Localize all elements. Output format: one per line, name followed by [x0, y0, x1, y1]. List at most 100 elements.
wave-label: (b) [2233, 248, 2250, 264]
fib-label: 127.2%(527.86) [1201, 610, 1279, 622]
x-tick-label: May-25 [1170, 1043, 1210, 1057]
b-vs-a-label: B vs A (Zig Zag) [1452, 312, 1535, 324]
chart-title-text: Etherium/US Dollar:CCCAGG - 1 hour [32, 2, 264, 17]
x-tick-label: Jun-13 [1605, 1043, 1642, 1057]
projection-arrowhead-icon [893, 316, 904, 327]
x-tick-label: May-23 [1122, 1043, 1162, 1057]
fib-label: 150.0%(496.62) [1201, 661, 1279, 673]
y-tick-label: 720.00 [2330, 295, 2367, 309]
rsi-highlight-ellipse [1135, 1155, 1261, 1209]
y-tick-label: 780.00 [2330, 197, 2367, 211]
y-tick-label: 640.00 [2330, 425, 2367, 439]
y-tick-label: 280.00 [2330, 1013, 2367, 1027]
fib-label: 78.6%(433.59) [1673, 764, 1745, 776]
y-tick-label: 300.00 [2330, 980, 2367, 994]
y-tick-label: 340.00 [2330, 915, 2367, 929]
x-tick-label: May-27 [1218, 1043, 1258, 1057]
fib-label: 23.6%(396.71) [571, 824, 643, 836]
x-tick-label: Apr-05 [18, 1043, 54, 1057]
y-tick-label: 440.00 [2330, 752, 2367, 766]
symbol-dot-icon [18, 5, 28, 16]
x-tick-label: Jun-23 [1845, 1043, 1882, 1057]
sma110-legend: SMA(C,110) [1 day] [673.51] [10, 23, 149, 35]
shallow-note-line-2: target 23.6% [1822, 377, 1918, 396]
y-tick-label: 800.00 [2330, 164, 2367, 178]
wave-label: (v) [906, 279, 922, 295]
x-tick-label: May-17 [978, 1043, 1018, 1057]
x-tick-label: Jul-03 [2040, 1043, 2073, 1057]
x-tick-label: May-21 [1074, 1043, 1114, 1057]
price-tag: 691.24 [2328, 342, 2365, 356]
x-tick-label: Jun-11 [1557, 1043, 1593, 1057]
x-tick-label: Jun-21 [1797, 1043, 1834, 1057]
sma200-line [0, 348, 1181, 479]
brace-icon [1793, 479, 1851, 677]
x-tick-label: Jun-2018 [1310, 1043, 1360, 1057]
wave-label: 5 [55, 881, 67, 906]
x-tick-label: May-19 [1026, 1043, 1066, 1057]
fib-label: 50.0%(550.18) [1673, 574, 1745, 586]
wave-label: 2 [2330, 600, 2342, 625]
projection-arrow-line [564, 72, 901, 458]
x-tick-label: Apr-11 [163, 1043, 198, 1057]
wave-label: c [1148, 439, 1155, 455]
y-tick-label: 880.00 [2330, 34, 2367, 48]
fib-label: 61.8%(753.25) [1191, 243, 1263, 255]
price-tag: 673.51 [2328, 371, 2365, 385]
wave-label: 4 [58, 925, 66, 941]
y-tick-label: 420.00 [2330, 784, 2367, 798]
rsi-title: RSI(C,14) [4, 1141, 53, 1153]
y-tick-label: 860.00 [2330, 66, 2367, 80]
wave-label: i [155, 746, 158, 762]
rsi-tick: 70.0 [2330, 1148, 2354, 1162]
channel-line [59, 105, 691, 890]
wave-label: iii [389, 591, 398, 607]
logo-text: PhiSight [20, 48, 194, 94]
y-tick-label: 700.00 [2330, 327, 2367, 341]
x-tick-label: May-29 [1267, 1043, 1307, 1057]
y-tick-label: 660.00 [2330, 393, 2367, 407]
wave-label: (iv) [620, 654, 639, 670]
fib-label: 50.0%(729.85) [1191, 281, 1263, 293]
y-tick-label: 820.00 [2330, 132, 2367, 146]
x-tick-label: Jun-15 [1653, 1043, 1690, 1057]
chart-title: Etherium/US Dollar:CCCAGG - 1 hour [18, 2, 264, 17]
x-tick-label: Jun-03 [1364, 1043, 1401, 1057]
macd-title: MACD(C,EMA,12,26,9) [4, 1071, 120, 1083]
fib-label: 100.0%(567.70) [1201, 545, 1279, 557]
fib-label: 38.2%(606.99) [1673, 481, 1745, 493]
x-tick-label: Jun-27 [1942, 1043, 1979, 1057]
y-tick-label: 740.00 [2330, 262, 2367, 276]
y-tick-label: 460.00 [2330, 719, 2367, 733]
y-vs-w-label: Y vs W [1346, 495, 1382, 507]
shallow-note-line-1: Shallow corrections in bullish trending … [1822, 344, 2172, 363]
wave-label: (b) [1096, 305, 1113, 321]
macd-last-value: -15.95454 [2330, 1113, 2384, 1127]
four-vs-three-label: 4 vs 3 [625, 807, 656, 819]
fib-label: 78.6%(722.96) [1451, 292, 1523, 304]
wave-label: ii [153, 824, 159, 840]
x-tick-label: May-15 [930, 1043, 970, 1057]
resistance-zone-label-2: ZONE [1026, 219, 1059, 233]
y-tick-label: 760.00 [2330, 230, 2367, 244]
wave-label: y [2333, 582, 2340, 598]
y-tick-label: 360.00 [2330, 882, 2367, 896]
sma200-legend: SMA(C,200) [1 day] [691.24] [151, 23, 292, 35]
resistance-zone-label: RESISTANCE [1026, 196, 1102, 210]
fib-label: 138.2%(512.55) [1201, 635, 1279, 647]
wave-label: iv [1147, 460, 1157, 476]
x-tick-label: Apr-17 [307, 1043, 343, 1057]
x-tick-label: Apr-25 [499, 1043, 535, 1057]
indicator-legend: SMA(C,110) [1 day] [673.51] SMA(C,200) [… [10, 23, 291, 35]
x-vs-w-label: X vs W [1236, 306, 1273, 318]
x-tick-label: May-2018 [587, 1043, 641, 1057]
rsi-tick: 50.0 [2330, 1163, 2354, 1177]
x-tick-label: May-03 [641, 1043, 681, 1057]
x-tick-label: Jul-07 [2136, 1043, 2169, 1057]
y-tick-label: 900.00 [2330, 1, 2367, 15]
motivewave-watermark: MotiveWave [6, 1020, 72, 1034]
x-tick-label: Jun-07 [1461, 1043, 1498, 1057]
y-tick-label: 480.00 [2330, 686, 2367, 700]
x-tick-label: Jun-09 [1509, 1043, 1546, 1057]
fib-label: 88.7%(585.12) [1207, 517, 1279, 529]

● **EXERCISE**: Copy out every one of the lines above word for word, keeping each one as it is.

● **EXPECTED OUTPUT**:
Localize all elements. Output format: one per line, name followed by [x0, y0, x1, y1]. List at most 100 elements.
wave-label: (b) [2233, 248, 2250, 264]
fib-label: 127.2%(527.86) [1201, 610, 1279, 622]
x-tick-label: May-25 [1170, 1043, 1210, 1057]
b-vs-a-label: B vs A (Zig Zag) [1452, 312, 1535, 324]
chart-title-text: Etherium/US Dollar:CCCAGG - 1 hour [32, 2, 264, 17]
x-tick-label: Jun-13 [1605, 1043, 1642, 1057]
projection-arrowhead-icon [893, 316, 904, 327]
x-tick-label: May-23 [1122, 1043, 1162, 1057]
fib-label: 150.0%(496.62) [1201, 661, 1279, 673]
y-tick-label: 720.00 [2330, 295, 2367, 309]
rsi-highlight-ellipse [1135, 1155, 1261, 1209]
y-tick-label: 780.00 [2330, 197, 2367, 211]
y-tick-label: 640.00 [2330, 425, 2367, 439]
y-tick-label: 280.00 [2330, 1013, 2367, 1027]
fib-label: 78.6%(433.59) [1673, 764, 1745, 776]
y-tick-label: 300.00 [2330, 980, 2367, 994]
y-tick-label: 340.00 [2330, 915, 2367, 929]
x-tick-label: May-27 [1218, 1043, 1258, 1057]
fib-label: 23.6%(396.71) [571, 824, 643, 836]
x-tick-label: Apr-05 [18, 1043, 54, 1057]
y-tick-label: 440.00 [2330, 752, 2367, 766]
symbol-dot-icon [18, 5, 28, 16]
x-tick-label: Jun-23 [1845, 1043, 1882, 1057]
sma110-legend: SMA(C,110) [1 day] [673.51] [10, 23, 149, 35]
shallow-note-line-2: target 23.6% [1822, 377, 1918, 396]
y-tick-label: 800.00 [2330, 164, 2367, 178]
wave-label: (v) [906, 279, 922, 295]
x-tick-label: May-17 [978, 1043, 1018, 1057]
x-tick-label: Jul-03 [2040, 1043, 2073, 1057]
x-tick-label: May-21 [1074, 1043, 1114, 1057]
price-tag: 691.24 [2328, 342, 2365, 356]
x-tick-label: Jun-11 [1557, 1043, 1593, 1057]
x-tick-label: Jun-21 [1797, 1043, 1834, 1057]
sma200-line [0, 348, 1181, 479]
brace-icon [1793, 479, 1851, 677]
x-tick-label: Jun-2018 [1310, 1043, 1360, 1057]
wave-label: 5 [55, 881, 67, 906]
x-tick-label: May-19 [1026, 1043, 1066, 1057]
fib-label: 50.0%(550.18) [1673, 574, 1745, 586]
wave-label: 2 [2330, 600, 2342, 625]
projection-arrow-line [564, 72, 901, 458]
x-tick-label: Apr-11 [163, 1043, 198, 1057]
wave-label: c [1148, 439, 1155, 455]
y-tick-label: 880.00 [2330, 34, 2367, 48]
fib-label: 61.8%(753.25) [1191, 243, 1263, 255]
price-tag: 673.51 [2328, 371, 2365, 385]
wave-label: 4 [58, 925, 66, 941]
y-tick-label: 420.00 [2330, 784, 2367, 798]
rsi-title: RSI(C,14) [4, 1141, 53, 1153]
y-tick-label: 860.00 [2330, 66, 2367, 80]
wave-label: i [155, 746, 158, 762]
rsi-tick: 70.0 [2330, 1148, 2354, 1162]
channel-line [59, 105, 691, 890]
wave-label: iii [389, 591, 398, 607]
logo-text: PhiSight [20, 48, 194, 94]
y-tick-label: 700.00 [2330, 327, 2367, 341]
x-tick-label: May-29 [1267, 1043, 1307, 1057]
y-tick-label: 660.00 [2330, 393, 2367, 407]
wave-label: (iv) [620, 654, 639, 670]
fib-label: 50.0%(729.85) [1191, 281, 1263, 293]
y-tick-label: 820.00 [2330, 132, 2367, 146]
x-tick-label: Jun-15 [1653, 1043, 1690, 1057]
chart-title: Etherium/US Dollar:CCCAGG - 1 hour [18, 2, 264, 17]
x-tick-label: Jun-03 [1364, 1043, 1401, 1057]
macd-title: MACD(C,EMA,12,26,9) [4, 1071, 120, 1083]
fib-label: 100.0%(567.70) [1201, 545, 1279, 557]
fib-label: 38.2%(606.99) [1673, 481, 1745, 493]
x-tick-label: Jun-27 [1942, 1043, 1979, 1057]
y-tick-label: 740.00 [2330, 262, 2367, 276]
y-tick-label: 460.00 [2330, 719, 2367, 733]
y-vs-w-label: Y vs W [1346, 495, 1382, 507]
shallow-note-line-1: Shallow corrections in bullish trending … [1822, 344, 2172, 363]
wave-label: (b) [1096, 305, 1113, 321]
macd-last-value: -15.95454 [2330, 1113, 2384, 1127]
four-vs-three-label: 4 vs 3 [625, 807, 656, 819]
fib-label: 78.6%(722.96) [1451, 292, 1523, 304]
wave-label: ii [153, 824, 159, 840]
x-tick-label: May-15 [930, 1043, 970, 1057]
resistance-zone-label-2: ZONE [1026, 219, 1059, 233]
y-tick-label: 760.00 [2330, 230, 2367, 244]
wave-label: y [2333, 582, 2340, 598]
y-tick-label: 360.00 [2330, 882, 2367, 896]
sma200-legend: SMA(C,200) [1 day] [691.24] [151, 23, 292, 35]
resistance-zone-label: RESISTANCE [1026, 196, 1102, 210]
fib-label: 138.2%(512.55) [1201, 635, 1279, 647]
wave-label: iv [1147, 460, 1157, 476]
x-tick-label: Apr-17 [307, 1043, 343, 1057]
x-tick-label: Apr-25 [499, 1043, 535, 1057]
indicator-legend: SMA(C,110) [1 day] [673.51] SMA(C,200) [… [10, 23, 291, 35]
x-vs-w-label: X vs W [1236, 306, 1273, 318]
x-tick-label: May-2018 [587, 1043, 641, 1057]
rsi-tick: 50.0 [2330, 1163, 2354, 1177]
x-tick-label: May-03 [641, 1043, 681, 1057]
x-tick-label: Jul-07 [2136, 1043, 2169, 1057]
y-tick-label: 900.00 [2330, 1, 2367, 15]
motivewave-watermark: MotiveWave [6, 1020, 72, 1034]
x-tick-label: Jun-07 [1461, 1043, 1498, 1057]
y-tick-label: 480.00 [2330, 686, 2367, 700]
x-tick-label: Jun-09 [1509, 1043, 1546, 1057]
fib-label: 88.7%(585.12) [1207, 517, 1279, 529]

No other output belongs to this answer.